- The input -
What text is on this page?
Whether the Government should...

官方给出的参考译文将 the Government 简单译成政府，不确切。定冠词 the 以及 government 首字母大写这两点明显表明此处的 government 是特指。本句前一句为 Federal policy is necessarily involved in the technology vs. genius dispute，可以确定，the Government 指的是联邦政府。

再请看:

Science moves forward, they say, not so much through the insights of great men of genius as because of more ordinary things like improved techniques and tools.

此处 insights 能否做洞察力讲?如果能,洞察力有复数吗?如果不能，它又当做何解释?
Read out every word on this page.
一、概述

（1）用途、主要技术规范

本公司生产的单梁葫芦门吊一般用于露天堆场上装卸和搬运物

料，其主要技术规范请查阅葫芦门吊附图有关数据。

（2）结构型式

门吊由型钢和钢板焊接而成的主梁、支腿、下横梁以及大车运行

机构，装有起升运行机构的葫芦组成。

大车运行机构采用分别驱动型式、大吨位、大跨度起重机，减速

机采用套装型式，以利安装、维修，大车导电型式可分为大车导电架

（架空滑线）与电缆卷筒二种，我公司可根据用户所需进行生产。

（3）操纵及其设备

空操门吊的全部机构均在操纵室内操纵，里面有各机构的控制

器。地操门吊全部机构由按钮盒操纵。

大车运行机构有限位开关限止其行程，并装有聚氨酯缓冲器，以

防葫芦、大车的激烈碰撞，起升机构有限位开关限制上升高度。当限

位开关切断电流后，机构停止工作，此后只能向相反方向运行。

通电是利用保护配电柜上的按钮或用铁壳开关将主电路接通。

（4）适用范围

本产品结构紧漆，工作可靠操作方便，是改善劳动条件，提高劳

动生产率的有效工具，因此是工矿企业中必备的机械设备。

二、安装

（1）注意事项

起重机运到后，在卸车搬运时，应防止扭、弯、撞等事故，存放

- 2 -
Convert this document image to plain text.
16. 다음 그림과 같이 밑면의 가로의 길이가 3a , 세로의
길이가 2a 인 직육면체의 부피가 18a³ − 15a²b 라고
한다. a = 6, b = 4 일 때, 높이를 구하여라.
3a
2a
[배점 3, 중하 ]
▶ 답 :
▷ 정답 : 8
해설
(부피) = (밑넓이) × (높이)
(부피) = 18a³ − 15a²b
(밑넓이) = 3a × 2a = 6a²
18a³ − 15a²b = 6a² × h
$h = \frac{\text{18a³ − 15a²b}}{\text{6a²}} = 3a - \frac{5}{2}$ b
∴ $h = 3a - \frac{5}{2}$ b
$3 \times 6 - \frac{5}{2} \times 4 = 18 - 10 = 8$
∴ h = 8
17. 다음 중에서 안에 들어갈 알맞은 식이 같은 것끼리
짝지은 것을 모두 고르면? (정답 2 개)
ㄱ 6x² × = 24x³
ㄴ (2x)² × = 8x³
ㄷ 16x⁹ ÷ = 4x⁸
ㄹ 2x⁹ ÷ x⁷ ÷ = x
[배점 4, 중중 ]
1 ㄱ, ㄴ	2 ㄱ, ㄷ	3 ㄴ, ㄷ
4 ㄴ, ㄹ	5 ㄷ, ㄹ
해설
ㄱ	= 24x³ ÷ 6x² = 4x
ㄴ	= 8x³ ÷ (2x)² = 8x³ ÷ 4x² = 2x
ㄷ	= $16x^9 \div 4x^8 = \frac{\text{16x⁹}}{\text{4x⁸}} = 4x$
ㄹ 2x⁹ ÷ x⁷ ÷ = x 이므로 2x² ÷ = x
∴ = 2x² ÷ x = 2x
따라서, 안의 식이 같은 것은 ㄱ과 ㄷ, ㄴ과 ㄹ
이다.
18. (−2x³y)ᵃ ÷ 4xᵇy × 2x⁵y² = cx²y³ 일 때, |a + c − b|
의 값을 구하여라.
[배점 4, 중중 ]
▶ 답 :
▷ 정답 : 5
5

- Given problem -
Extract every line that has the string "page" in it.

- Result below -
What text is on this page?
Read out every word on this page.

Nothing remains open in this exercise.